* Begin Exercise material *

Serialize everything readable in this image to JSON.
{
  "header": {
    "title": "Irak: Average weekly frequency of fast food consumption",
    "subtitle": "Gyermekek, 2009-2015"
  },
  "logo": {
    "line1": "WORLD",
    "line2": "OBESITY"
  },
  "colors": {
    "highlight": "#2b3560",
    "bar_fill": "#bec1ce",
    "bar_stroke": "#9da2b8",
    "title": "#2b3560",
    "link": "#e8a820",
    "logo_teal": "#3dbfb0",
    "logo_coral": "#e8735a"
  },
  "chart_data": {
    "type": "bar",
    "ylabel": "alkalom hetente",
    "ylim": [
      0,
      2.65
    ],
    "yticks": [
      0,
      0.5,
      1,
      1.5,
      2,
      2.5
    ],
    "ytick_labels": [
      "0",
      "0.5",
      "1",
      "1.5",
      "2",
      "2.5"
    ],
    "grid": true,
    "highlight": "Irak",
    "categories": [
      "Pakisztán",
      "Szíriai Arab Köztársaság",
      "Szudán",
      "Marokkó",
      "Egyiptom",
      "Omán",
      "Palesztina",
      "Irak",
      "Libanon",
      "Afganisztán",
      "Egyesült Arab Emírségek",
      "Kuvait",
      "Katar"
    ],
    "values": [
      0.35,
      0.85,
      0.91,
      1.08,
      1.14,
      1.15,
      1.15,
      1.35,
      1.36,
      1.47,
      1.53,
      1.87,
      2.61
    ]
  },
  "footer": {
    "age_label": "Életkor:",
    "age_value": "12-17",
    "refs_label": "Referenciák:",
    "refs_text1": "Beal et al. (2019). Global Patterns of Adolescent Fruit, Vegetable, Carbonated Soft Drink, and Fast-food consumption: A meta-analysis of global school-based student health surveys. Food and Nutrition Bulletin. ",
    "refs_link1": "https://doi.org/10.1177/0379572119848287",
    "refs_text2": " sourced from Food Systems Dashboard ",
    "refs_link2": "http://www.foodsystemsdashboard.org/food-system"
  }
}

* End Exercise material *

-- Your objective --
Copy every line from the entries that contains the word "Irak".

-- Solution to this exercise --
    "title": "Irak: Average weekly frequency of fast food consumption",
    "highlight": "Irak",
      "Irak",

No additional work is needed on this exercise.